Directions: Scan the records below. List lines holding "items".

--*--

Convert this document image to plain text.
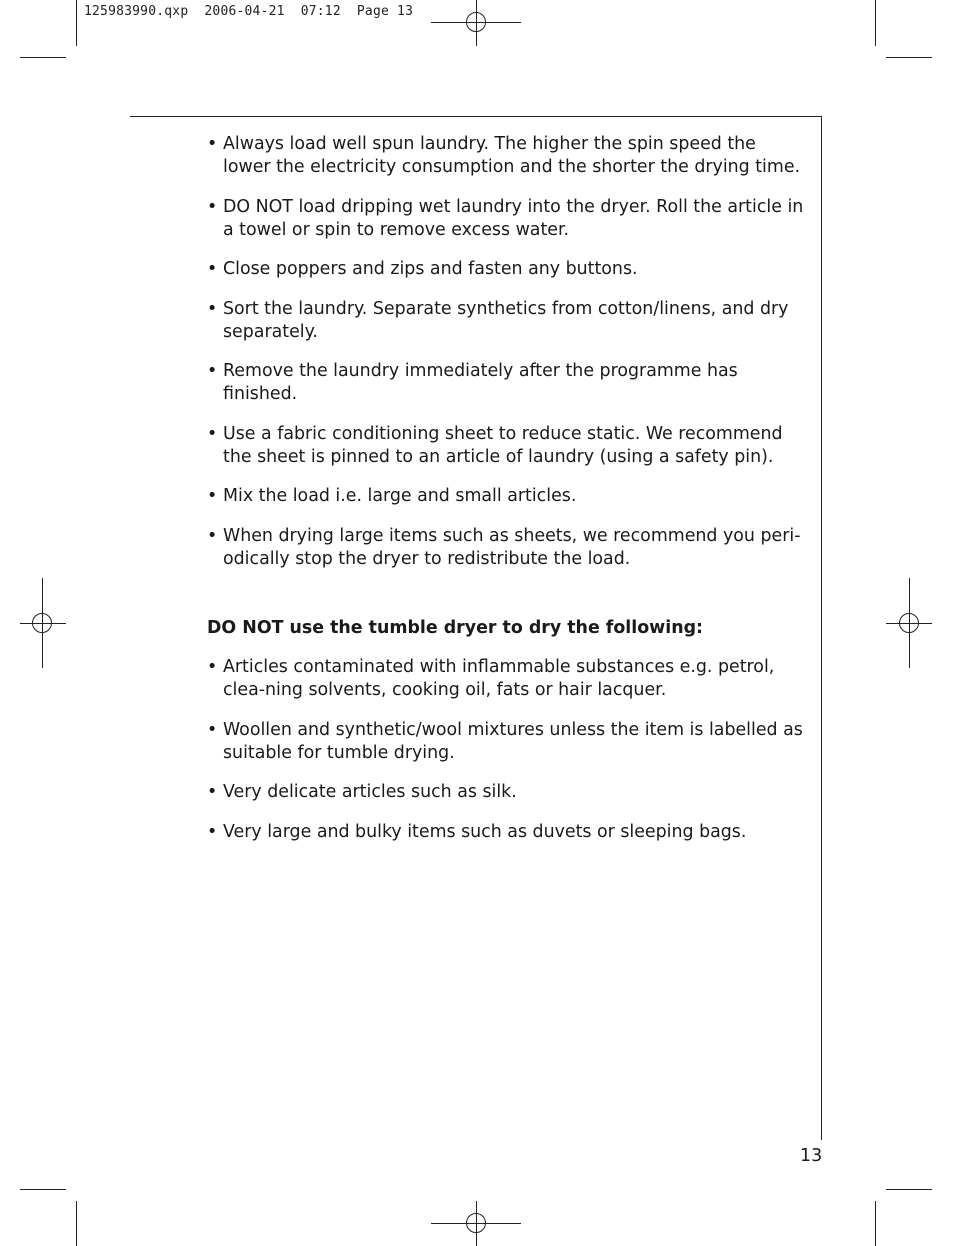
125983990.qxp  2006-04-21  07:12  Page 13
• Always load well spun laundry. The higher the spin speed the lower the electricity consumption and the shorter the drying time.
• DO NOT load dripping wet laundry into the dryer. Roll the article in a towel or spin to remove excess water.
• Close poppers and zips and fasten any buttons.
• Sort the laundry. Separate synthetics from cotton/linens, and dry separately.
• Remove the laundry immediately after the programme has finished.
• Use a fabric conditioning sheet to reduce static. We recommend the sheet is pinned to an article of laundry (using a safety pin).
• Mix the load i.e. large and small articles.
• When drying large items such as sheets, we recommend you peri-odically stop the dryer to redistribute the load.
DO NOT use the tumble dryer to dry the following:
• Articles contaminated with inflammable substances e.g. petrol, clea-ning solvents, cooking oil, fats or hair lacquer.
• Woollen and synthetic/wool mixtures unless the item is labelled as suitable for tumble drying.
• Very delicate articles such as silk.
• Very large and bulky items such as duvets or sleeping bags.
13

--*--

Solution for this task:
• When drying large items such as sheets, we recommend you peri-odically stop the dryer to redistribute the load.
• Very large and bulky items such as duvets or sleeping bags.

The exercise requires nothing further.